# Required task
Pull every line containing "this" out of the material below.

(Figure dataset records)
## START
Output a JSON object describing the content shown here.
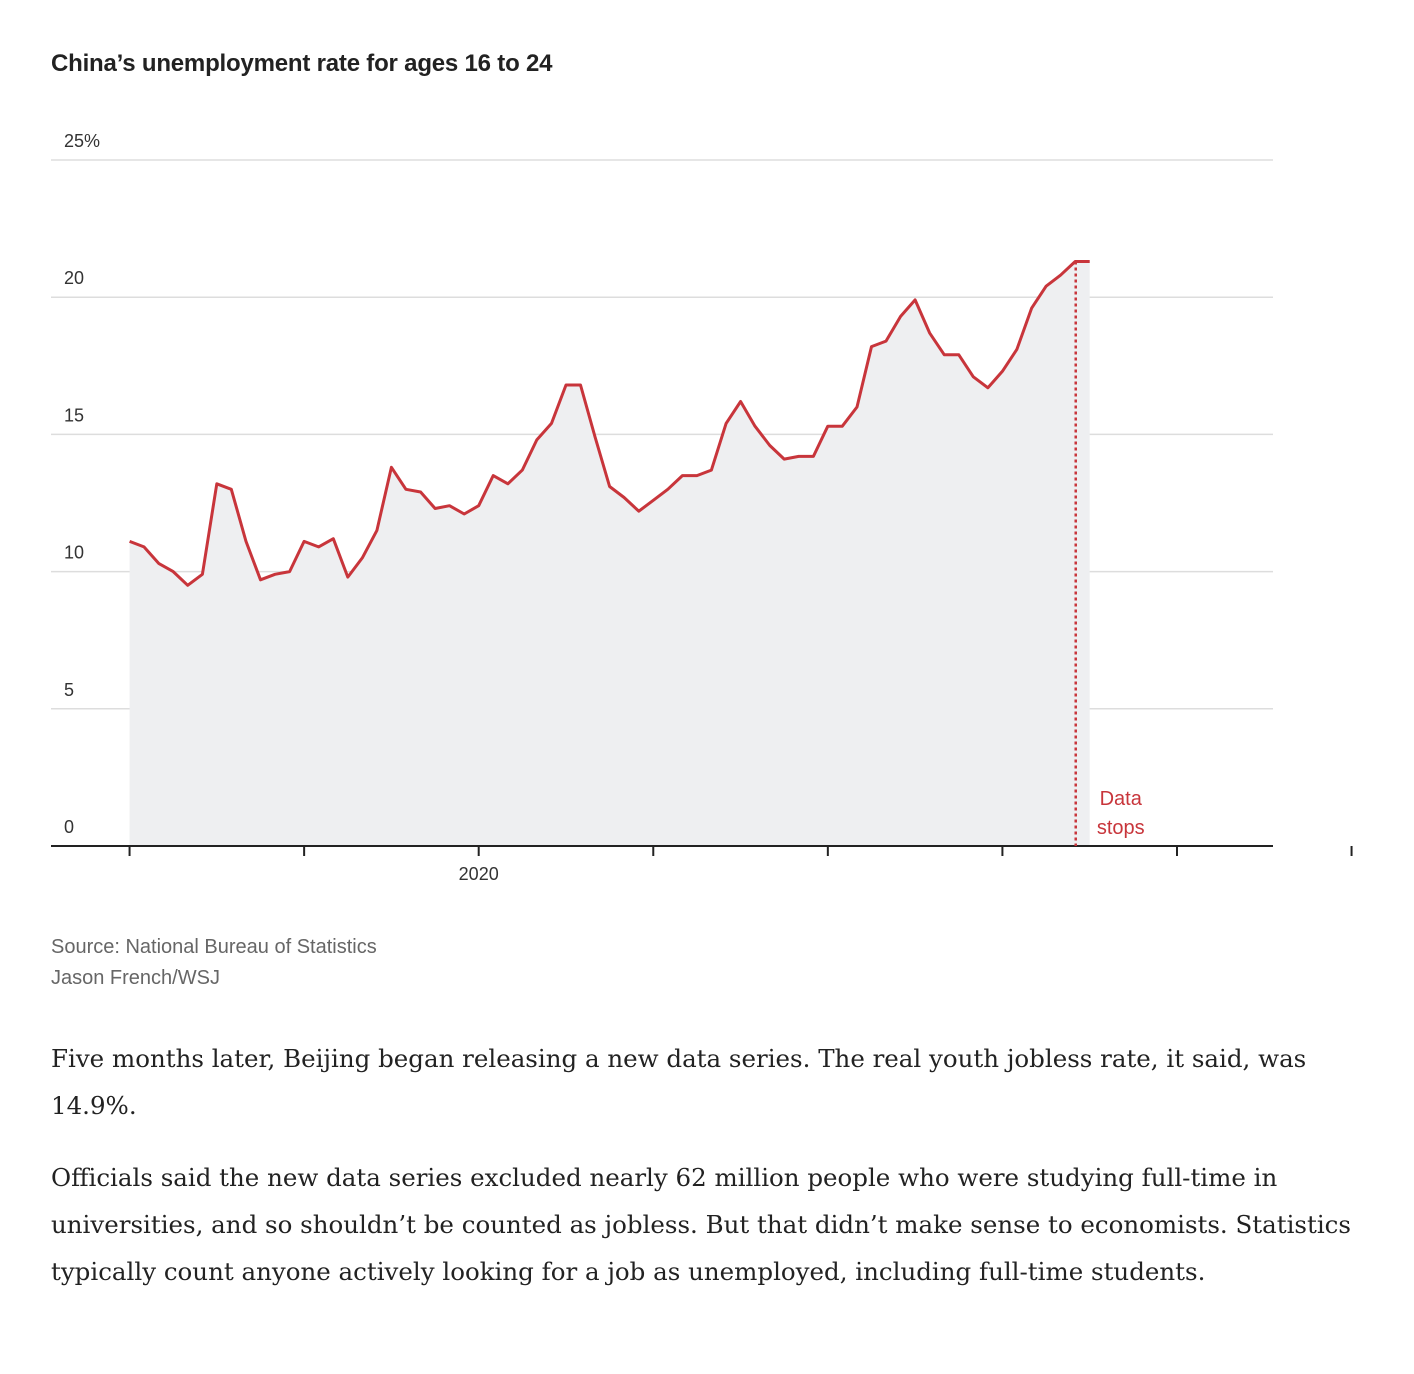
{
  "chart_data": {
    "type": "area",
    "title": "China’s unemployment rate for ages 16 to 24",
    "xlabel": "",
    "ylabel": "",
    "y_ticks": [
      "0",
      "5",
      "10",
      "15",
      "20",
      "25%"
    ],
    "y_tick_values": [
      0,
      5,
      10,
      15,
      20,
      25
    ],
    "ylim": [
      0,
      25
    ],
    "x_ticks": [
      "",
      "",
      "2020",
      "",
      "",
      "",
      "",
      "",
      ""
    ],
    "x_tick_values": [
      2018,
      2019,
      2020,
      2021,
      2022,
      2023,
      2024,
      2025,
      2026
    ],
    "xlim": [
      2017.55,
      2024.55
    ],
    "grid": true,
    "series": [
      {
        "color": "#c8353b",
        "fill": "#eeeff1",
        "x": [
          2018.0,
          2018.083,
          2018.167,
          2018.25,
          2018.333,
          2018.417,
          2018.5,
          2018.583,
          2018.667,
          2018.75,
          2018.833,
          2018.917,
          2019.0,
          2019.083,
          2019.167,
          2019.25,
          2019.333,
          2019.417,
          2019.5,
          2019.583,
          2019.667,
          2019.75,
          2019.833,
          2019.917,
          2020.0,
          2020.083,
          2020.167,
          2020.25,
          2020.333,
          2020.417,
          2020.5,
          2020.583,
          2020.667,
          2020.75,
          2020.833,
          2020.917,
          2021.0,
          2021.083,
          2021.167,
          2021.25,
          2021.333,
          2021.417,
          2021.5,
          2021.583,
          2021.667,
          2021.75,
          2021.833,
          2021.917,
          2022.0,
          2022.083,
          2022.167,
          2022.25,
          2022.333,
          2022.417,
          2022.5,
          2022.583,
          2022.667,
          2022.75,
          2022.833,
          2022.917,
          2023.0,
          2023.083,
          2023.167,
          2023.25,
          2023.333,
          2023.417,
          2023.5
        ],
        "values": [
          11.1,
          10.9,
          10.3,
          10.0,
          9.5,
          9.9,
          13.2,
          13.0,
          11.1,
          9.7,
          9.9,
          10.0,
          11.1,
          10.9,
          11.2,
          9.8,
          10.5,
          11.5,
          13.8,
          13.0,
          12.9,
          12.3,
          12.4,
          12.1,
          12.4,
          13.5,
          13.2,
          13.7,
          14.8,
          15.4,
          16.8,
          16.8,
          14.9,
          13.1,
          12.7,
          12.2,
          12.6,
          13.0,
          13.5,
          13.5,
          13.7,
          15.4,
          16.2,
          15.3,
          14.6,
          14.1,
          14.2,
          14.2,
          15.3,
          15.3,
          16.0,
          18.2,
          18.4,
          19.3,
          19.9,
          18.7,
          17.9,
          17.9,
          17.1,
          16.7,
          17.3,
          18.1,
          19.6,
          20.4,
          20.8,
          21.3,
          21.3
        ]
      }
    ],
    "annotations": [
      {
        "text_lines": [
          "Data",
          "stops"
        ],
        "x": 2023.42,
        "style": "dotted-vertical"
      }
    ]
  },
  "source": {
    "line1": "Source: National Bureau of Statistics",
    "line2": "Jason French/WSJ"
  },
  "article": {
    "p1": "Five months later, Beijing began releasing a new data series. The real youth jobless rate, it said, was 14.9%.",
    "p2": "Officials said the new data series excluded nearly 62 million people who were studying full-time in universities, and so shouldn’t be counted as jobless. But that didn’t make sense to economists. Statistics typically count anyone actively looking for a job as unemployed, including full-time students."
  }
}
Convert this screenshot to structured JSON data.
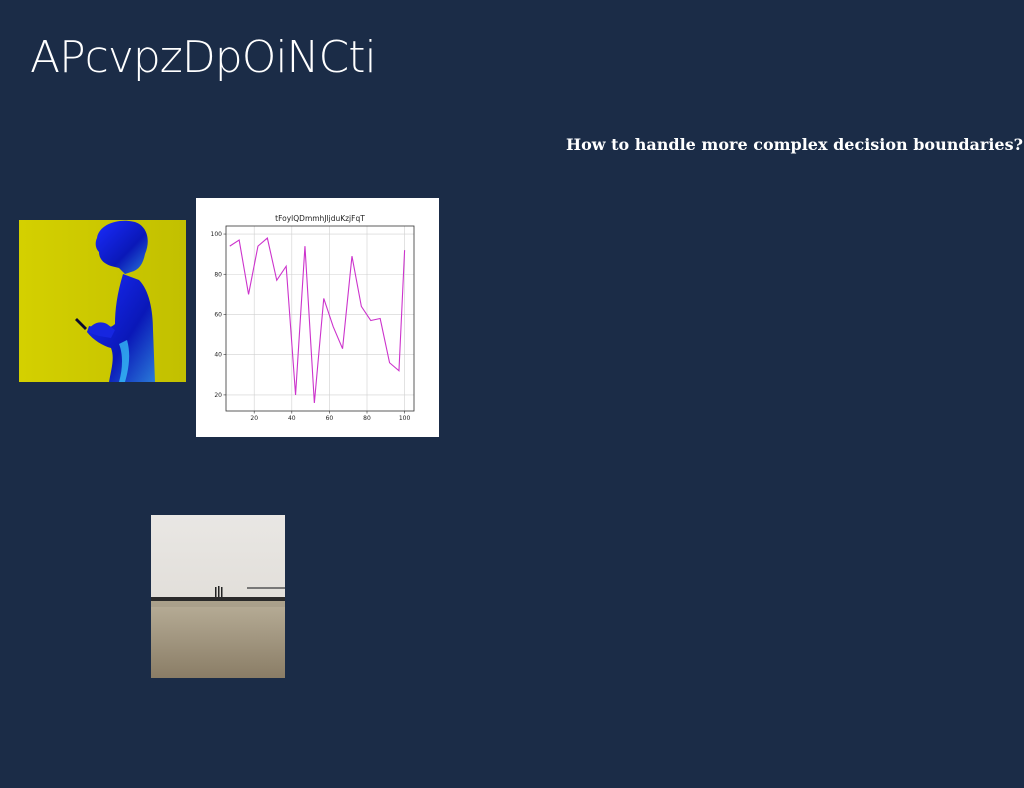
{
  "slide": {
    "title": "APcvpzDpOiNCti",
    "question": "How to handle more complex decision boundaries?"
  },
  "images": {
    "silhouette_photo": "person-silhouette-photo",
    "beach_photo": "beach-landscape-photo"
  },
  "colors": {
    "background": "#1b2c47",
    "text": "#ffffff",
    "line_series": "#cc33cc",
    "photo_yellow": "#cfcf00",
    "photo_blue": "#1020d0"
  },
  "chart_data": {
    "type": "line",
    "title": "tFoylQDmmhJljduKzjFqT",
    "xlabel": "",
    "ylabel": "",
    "x": [
      7,
      12,
      17,
      22,
      27,
      32,
      37,
      42,
      47,
      52,
      57,
      62,
      67,
      72,
      77,
      82,
      87,
      92,
      97,
      100
    ],
    "series": [
      {
        "values": [
          94,
          97,
          70,
          94,
          98,
          77,
          84,
          20,
          94,
          16,
          68,
          54,
          43,
          89,
          64,
          57,
          58,
          36,
          32,
          92
        ]
      }
    ],
    "xlim": [
      5,
      105
    ],
    "ylim": [
      12,
      104
    ],
    "xticks": [
      20,
      40,
      60,
      80,
      100
    ],
    "yticks": [
      20,
      40,
      60,
      80,
      100
    ],
    "grid": true
  }
}
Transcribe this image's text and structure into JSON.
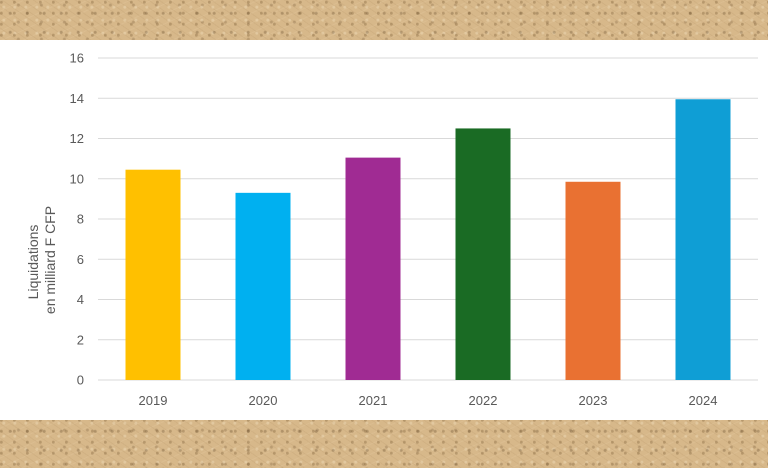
{
  "chart_data": {
    "type": "bar",
    "title": "",
    "xlabel": "",
    "ylabel_lines": [
      "Liquidations",
      "en milliard F CFP"
    ],
    "categories": [
      "2019",
      "2020",
      "2021",
      "2022",
      "2023",
      "2024"
    ],
    "values": [
      10.45,
      9.3,
      11.05,
      12.5,
      9.85,
      13.95
    ],
    "colors": [
      "#ffc000",
      "#00b0f0",
      "#a02b93",
      "#1a6b24",
      "#e97132",
      "#0f9ed5"
    ],
    "ylim": [
      0,
      16
    ],
    "yticks": [
      "0",
      "2",
      "4",
      "6",
      "8",
      "10",
      "12",
      "14",
      "16"
    ],
    "grid": true,
    "legend": "none"
  }
}
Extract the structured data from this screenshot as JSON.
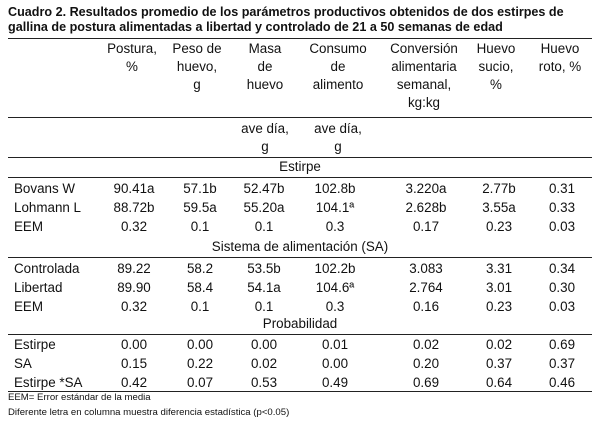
{
  "title": {
    "line1": "Cuadro 2.  Resultados promedio de los parámetros productivos obtenidos de dos estirpes de",
    "line2": "gallina de postura alimentadas a libertad  y controlado de 21 a 50 semanas de edad"
  },
  "headers": {
    "postura": [
      "Postura,",
      "%"
    ],
    "peso": [
      "Peso de",
      "huevo,",
      "g"
    ],
    "masa": [
      "Masa",
      "de",
      "huevo"
    ],
    "consumo": [
      "Consumo",
      "de",
      "alimento"
    ],
    "conversion": [
      "Conversión",
      "alimentaria",
      "semanal,",
      "kg:kg"
    ],
    "sucio": [
      "Huevo",
      "sucio,",
      "%"
    ],
    "roto": [
      "Huevo",
      "roto, %"
    ]
  },
  "units": {
    "masa": [
      "ave día,",
      "g"
    ],
    "consumo": [
      "ave día,",
      "g"
    ]
  },
  "sections": {
    "estirpe": "Estirpe",
    "sistema": "Sistema de alimentación (SA)",
    "probabilidad": "Probabilidad"
  },
  "rows": {
    "estirpe": [
      [
        "Bovans W",
        "90.41a",
        "57.1b",
        "52.47b",
        "102.8b",
        "3.220a",
        "2.77b",
        "0.31"
      ],
      [
        "Lohmann L",
        "88.72b",
        "59.5a",
        "55.20a",
        "104.1ª",
        "2.628b",
        "3.55a",
        "0.33"
      ],
      [
        "EEM",
        "0.32",
        "0.1",
        "0.1",
        "0.3",
        "0.17",
        "0.23",
        "0.03"
      ]
    ],
    "sistema": [
      [
        "Controlada",
        "89.22",
        "58.2",
        "53.5b",
        "102.2b",
        "3.083",
        "3.31",
        "0.34"
      ],
      [
        "Libertad",
        "89.90",
        "58.4",
        "54.1a",
        "104.6ª",
        "2.764",
        "3.01",
        "0.30"
      ],
      [
        "EEM",
        "0.32",
        "0.1",
        "0.1",
        "0.3",
        "0.16",
        "0.23",
        "0.03"
      ]
    ],
    "probabilidad": [
      [
        "Estirpe",
        "0.00",
        "0.00",
        "0.00",
        "0.01",
        "0.02",
        "0.02",
        "0.69"
      ],
      [
        "SA",
        "0.15",
        "0.22",
        "0.02",
        "0.00",
        "0.20",
        "0.37",
        "0.37"
      ],
      [
        "Estirpe *SA",
        "0.42",
        "0.07",
        "0.53",
        "0.49",
        "0.69",
        "0.64",
        "0.46"
      ]
    ]
  },
  "footnotes": {
    "eem": "EEM= Error estándar de la media",
    "letras": "Diferente letra en columna muestra diferencia estadística (p<0.05)"
  }
}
## END
# Full output
Convert this screenshot to structured JSON data.
Transcribe this image's text and structure into JSON.
Extract the structured data from this screenshot as JSON.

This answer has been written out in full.